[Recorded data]
........
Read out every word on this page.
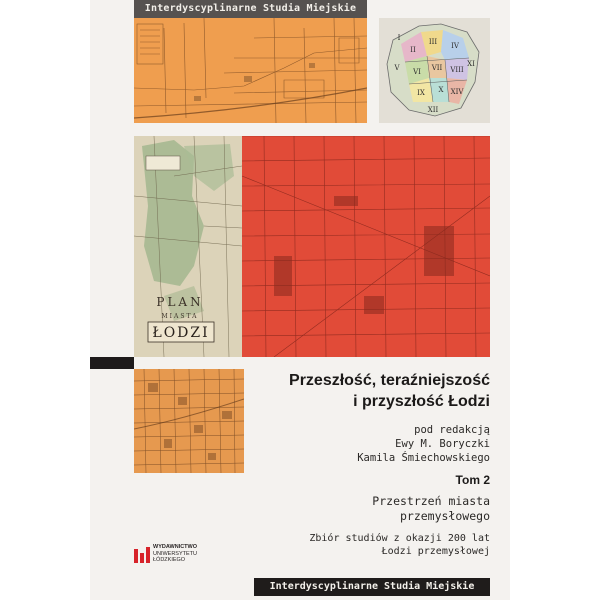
Interdyscyplinarne Studia Miejskie
II
III IV
VI VII VIII
IX X XIV
V
XII
XI
I
PLAN
MIASTA
ŁODZI
Przeszłość, teraźniejszość
i przyszłość Łodzi
pod redakcją
Ewy M. Boryczki
Kamila Śmiechowskiego
Tom 2
Przestrzeń miasta
przemysłowego
Zbiór studiów z okazji 200 lat
Łodzi przemysłowej
WYDAWNICTWO
UNIWERSYTETU
ŁÓDZKIEGO
Interdyscyplinarne Studia Miejskie
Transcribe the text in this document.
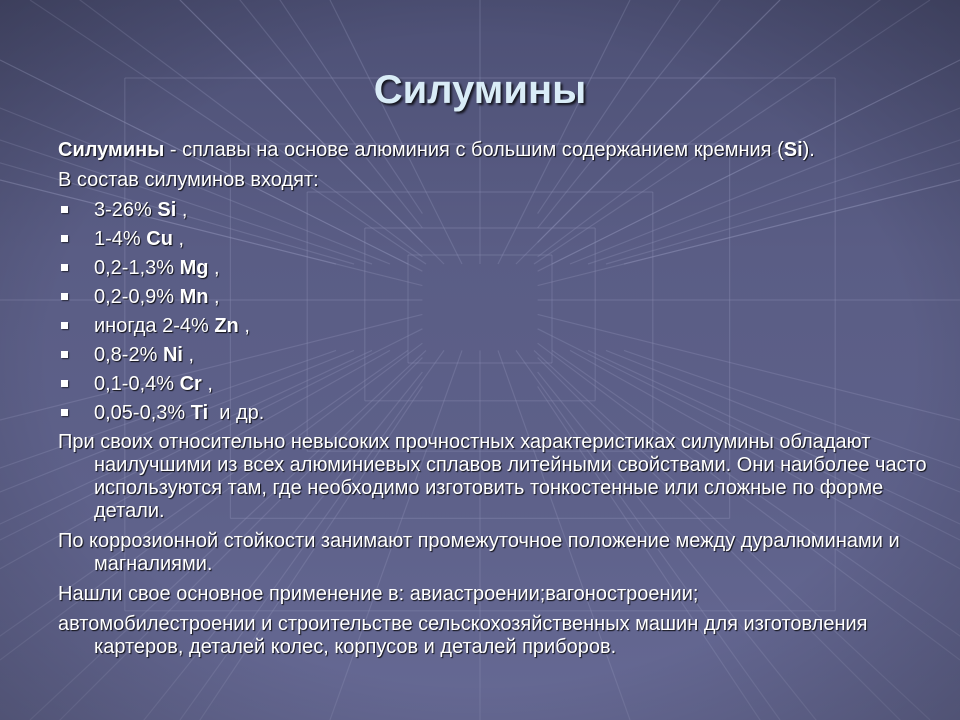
Силумины

Силумины - сплавы на основе алюминия с большим содержанием кремния (Si).

В состав силуминов входят:

3-26% Si ,
1-4% Cu ,
0,2-1,3% Mg ,
0,2-0,9% Mn ,
иногда 2-4% Zn ,
0,8-2% Ni ,
0,1-0,4% Cr ,
0,05-0,3% Ti  и др.

При своих относительно невысоких прочностных характеристиках силумины обладают наилучшими из всех алюминиевых сплавов литейными свойствами. Они наиболее часто используются там, где необходимо изготовить тонкостенные или сложные по форме детали.

По коррозионной стойкости занимают промежуточное положение между дуралюминами и магналиями.

Нашли свое основное применение в: авиастроении;вагоностроении;

автомобилестроении и строительстве сельскохозяйственных машин для изготовления картеров, деталей колес, корпусов и деталей приборов.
........
▶ Task to carry out
Pictures stay out; reproduce every line of the records exactly.

▶ The completed task
Read out every word on this page.
Interdyscyplinarne Studia Miejskie
II
III IV
VI VII VIII
IX X XIV
V
XII
XI
I
PLAN
MIASTA
ŁODZI
Przeszłość, teraźniejszość
i przyszłość Łodzi
pod redakcją
Ewy M. Boryczki
Kamila Śmiechowskiego
Tom 2
Przestrzeń miasta
przemysłowego
Zbiór studiów z okazji 200 lat
Łodzi przemysłowej
WYDAWNICTWO
UNIWERSYTETU
ŁÓDZKIEGO
Interdyscyplinarne Studia Miejskie
Transcribe the text in this document.
Силумины

Силумины - сплавы на основе алюминия с большим содержанием кремния (Si).

В состав силуминов входят:

3-26% Si ,
1-4% Cu ,
0,2-1,3% Mg ,
0,2-0,9% Mn ,
иногда 2-4% Zn ,
0,8-2% Ni ,
0,1-0,4% Cr ,
0,05-0,3% Ti  и др.

При своих относительно невысоких прочностных характеристиках силумины обладают наилучшими из всех алюминиевых сплавов литейными свойствами. Они наиболее часто используются там, где необходимо изготовить тонкостенные или сложные по форме детали.

По коррозионной стойкости занимают промежуточное положение между дуралюминами и магналиями.

Нашли свое основное применение в: авиастроении;вагоностроении;

автомобилестроении и строительстве сельскохозяйственных машин для изготовления картеров, деталей колес, корпусов и деталей приборов.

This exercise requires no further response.